__Your instructions__:
Each line that includes "Peak" counts once; give the total and nothing besides.

##### Input material #####

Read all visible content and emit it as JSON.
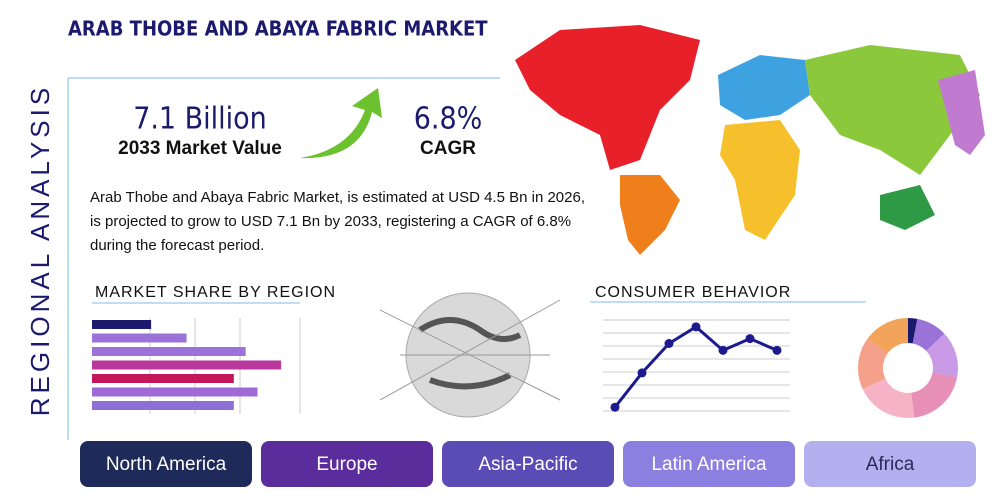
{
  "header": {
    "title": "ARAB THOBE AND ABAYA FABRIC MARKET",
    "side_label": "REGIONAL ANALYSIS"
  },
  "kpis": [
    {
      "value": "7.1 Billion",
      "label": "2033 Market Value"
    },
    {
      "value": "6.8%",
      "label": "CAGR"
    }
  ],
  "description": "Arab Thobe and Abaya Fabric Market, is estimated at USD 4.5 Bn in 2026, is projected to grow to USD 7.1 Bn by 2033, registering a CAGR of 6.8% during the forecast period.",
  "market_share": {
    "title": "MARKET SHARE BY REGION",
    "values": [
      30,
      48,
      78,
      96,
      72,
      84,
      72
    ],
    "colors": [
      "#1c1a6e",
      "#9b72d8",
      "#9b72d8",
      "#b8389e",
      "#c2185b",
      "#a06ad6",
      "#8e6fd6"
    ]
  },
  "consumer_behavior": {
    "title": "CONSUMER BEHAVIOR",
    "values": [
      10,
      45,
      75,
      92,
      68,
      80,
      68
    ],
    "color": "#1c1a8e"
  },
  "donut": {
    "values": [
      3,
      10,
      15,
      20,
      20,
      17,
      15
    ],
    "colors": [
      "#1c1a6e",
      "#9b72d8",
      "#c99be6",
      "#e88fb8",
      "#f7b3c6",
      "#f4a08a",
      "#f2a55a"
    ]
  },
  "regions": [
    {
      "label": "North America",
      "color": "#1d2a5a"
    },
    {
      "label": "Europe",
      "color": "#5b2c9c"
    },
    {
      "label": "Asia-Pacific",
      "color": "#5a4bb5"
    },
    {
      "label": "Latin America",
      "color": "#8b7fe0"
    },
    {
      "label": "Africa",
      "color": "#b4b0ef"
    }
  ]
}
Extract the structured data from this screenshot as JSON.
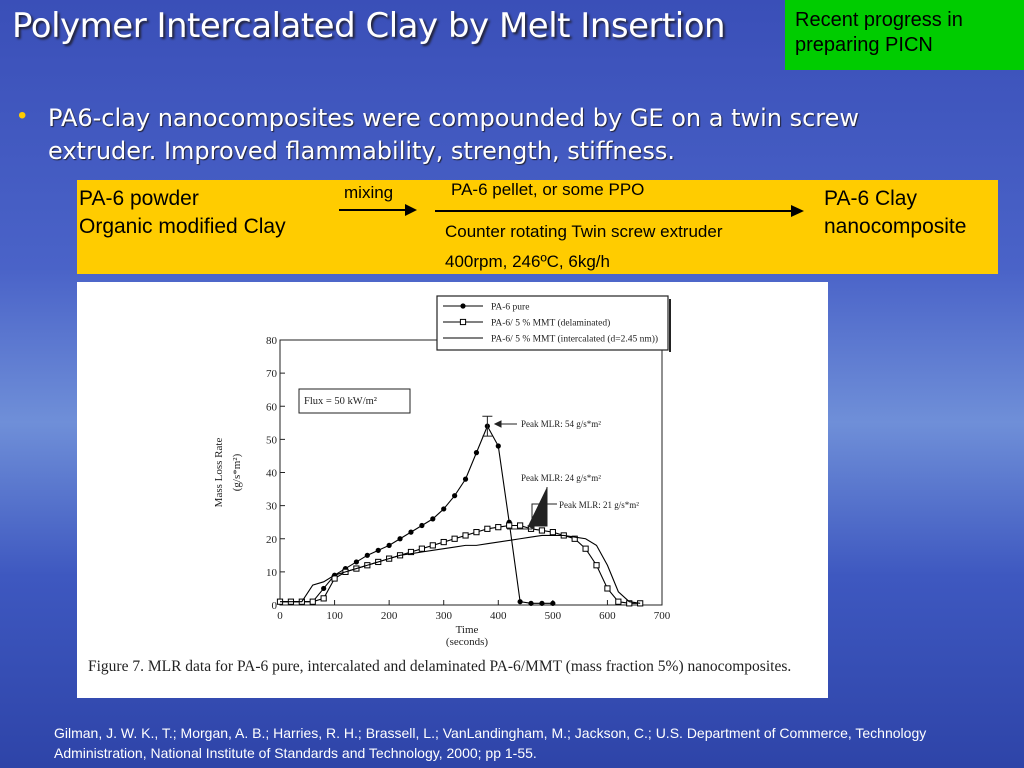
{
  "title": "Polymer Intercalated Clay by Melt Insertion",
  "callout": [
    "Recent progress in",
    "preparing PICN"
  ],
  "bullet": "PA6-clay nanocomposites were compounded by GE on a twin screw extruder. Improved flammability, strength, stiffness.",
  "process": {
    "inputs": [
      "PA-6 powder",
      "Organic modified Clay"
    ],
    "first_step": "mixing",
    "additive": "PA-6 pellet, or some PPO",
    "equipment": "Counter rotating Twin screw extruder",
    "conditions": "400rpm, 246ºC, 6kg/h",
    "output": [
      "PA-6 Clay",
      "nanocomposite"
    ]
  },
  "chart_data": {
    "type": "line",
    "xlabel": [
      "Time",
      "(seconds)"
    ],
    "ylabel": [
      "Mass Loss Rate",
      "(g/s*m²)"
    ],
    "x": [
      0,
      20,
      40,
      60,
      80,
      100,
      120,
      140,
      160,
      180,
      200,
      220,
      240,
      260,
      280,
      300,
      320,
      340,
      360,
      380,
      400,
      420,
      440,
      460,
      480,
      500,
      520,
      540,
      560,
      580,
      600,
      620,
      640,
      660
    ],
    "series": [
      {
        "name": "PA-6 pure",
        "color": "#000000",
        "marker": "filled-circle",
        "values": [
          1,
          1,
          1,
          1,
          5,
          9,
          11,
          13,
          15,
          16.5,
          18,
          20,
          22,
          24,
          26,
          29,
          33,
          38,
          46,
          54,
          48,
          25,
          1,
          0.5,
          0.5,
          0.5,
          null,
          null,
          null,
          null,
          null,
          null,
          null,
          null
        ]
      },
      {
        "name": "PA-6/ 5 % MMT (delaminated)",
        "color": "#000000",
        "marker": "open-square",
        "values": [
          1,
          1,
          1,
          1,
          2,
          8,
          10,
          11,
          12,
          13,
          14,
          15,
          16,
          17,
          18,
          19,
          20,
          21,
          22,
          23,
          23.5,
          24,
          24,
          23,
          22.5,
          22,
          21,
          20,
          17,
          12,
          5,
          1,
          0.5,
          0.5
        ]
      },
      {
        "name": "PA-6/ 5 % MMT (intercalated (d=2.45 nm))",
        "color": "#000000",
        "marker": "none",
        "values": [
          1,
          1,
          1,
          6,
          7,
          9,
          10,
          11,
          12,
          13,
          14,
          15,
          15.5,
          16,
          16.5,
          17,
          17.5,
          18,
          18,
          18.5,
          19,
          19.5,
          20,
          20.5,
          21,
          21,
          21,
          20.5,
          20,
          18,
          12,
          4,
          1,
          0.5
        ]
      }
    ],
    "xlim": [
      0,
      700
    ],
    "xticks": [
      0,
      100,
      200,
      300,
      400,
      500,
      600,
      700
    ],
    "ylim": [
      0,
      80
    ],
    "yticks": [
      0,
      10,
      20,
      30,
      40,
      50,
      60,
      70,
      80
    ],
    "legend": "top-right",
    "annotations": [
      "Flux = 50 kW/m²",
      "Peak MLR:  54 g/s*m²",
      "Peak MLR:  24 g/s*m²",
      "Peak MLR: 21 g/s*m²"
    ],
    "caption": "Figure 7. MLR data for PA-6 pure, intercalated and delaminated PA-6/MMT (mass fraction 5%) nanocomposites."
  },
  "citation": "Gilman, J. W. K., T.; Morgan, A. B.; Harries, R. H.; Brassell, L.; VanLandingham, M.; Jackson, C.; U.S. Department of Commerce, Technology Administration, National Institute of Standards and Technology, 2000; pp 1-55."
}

#####
##### Input material #####

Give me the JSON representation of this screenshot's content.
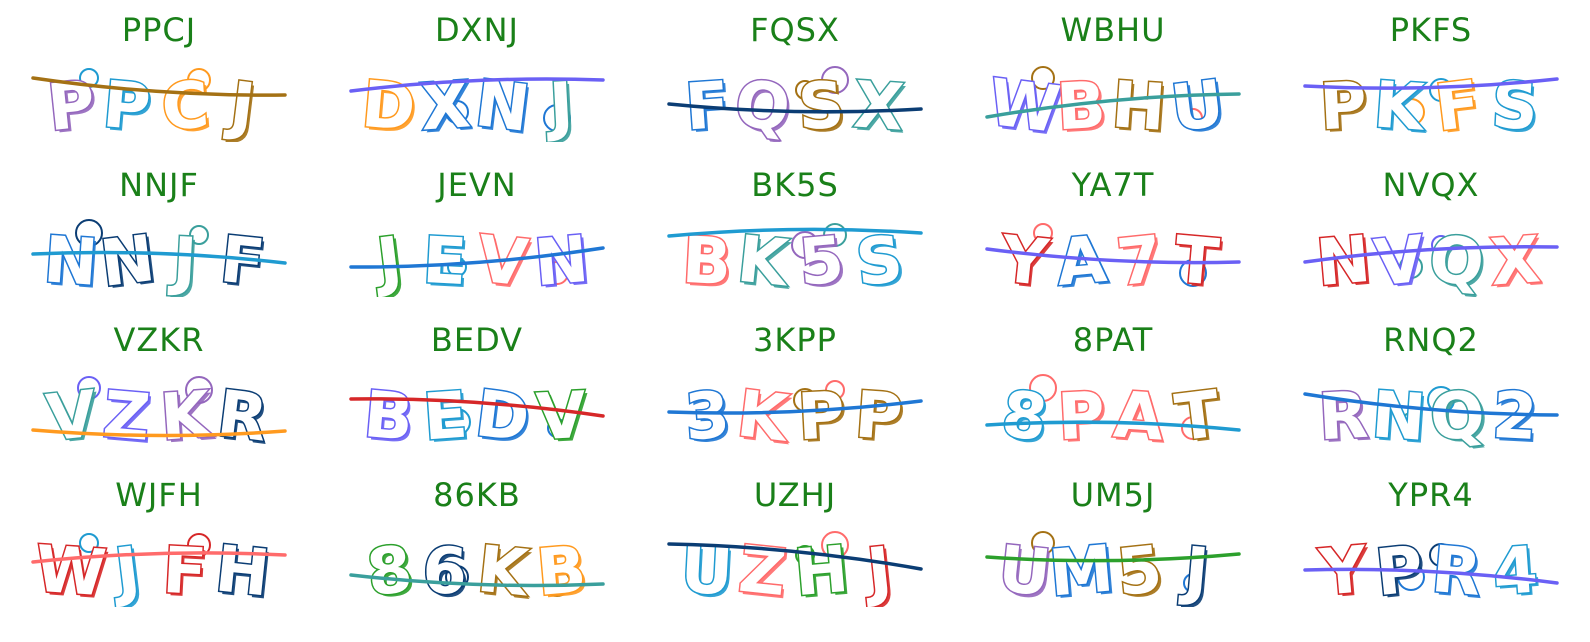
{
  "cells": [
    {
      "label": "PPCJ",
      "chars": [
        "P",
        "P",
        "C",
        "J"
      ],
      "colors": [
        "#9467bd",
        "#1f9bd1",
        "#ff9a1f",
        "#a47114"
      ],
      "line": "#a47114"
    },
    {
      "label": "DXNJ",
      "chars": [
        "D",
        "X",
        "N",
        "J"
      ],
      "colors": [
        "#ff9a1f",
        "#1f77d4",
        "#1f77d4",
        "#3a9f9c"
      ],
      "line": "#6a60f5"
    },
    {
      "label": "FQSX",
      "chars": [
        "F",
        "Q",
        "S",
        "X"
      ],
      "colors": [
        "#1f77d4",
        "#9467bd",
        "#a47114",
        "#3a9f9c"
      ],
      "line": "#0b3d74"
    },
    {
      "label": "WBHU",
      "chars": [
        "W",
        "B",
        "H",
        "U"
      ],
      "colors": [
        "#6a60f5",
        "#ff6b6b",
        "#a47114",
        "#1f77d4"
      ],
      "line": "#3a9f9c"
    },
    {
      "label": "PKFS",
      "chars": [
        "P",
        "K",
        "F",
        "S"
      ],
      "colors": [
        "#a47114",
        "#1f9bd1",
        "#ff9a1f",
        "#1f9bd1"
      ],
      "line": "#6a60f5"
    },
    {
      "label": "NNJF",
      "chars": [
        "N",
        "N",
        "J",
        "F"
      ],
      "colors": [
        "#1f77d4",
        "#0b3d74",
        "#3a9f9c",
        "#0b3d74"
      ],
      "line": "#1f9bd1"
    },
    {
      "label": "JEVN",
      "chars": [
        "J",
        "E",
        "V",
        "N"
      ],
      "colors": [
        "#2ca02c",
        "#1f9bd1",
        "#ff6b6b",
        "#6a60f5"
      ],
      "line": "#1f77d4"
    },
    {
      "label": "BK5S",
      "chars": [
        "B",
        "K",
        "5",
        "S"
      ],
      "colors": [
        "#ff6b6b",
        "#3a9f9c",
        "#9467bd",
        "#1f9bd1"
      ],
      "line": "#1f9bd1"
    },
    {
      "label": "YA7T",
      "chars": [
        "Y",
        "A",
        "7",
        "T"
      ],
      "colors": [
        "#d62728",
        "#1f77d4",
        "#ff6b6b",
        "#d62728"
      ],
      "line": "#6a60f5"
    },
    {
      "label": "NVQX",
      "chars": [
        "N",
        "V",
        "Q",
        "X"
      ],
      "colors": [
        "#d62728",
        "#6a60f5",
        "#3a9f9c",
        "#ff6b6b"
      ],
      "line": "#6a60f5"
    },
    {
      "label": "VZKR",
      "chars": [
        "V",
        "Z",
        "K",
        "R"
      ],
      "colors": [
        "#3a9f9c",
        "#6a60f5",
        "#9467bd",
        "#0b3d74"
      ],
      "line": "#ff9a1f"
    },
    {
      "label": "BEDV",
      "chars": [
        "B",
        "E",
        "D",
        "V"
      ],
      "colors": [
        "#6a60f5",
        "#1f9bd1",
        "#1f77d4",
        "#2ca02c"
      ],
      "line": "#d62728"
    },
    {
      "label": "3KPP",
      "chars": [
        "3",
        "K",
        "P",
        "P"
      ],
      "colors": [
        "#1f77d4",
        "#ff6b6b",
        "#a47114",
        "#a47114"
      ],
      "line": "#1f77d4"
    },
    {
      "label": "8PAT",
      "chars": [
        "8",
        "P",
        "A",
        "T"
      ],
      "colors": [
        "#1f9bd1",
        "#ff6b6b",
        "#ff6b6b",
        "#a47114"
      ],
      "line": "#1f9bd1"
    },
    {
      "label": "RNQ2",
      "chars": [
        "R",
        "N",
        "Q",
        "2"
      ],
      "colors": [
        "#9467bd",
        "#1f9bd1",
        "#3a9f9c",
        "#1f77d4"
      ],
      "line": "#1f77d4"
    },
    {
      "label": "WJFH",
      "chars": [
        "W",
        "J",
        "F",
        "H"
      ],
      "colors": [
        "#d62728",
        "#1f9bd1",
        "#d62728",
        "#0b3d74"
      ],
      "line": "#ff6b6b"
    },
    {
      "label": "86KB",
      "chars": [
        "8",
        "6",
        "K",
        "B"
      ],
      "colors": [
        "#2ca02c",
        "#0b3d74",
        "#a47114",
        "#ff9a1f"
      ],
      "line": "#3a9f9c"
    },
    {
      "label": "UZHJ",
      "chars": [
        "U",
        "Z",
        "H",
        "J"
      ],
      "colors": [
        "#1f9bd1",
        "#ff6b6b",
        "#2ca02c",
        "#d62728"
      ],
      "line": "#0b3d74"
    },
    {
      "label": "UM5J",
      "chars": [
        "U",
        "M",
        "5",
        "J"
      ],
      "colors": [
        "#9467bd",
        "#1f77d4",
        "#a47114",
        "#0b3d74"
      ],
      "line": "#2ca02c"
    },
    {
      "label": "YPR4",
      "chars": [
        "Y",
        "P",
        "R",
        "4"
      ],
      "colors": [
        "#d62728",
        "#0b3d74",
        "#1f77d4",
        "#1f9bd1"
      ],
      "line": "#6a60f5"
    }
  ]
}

#####

__Expected output__:
3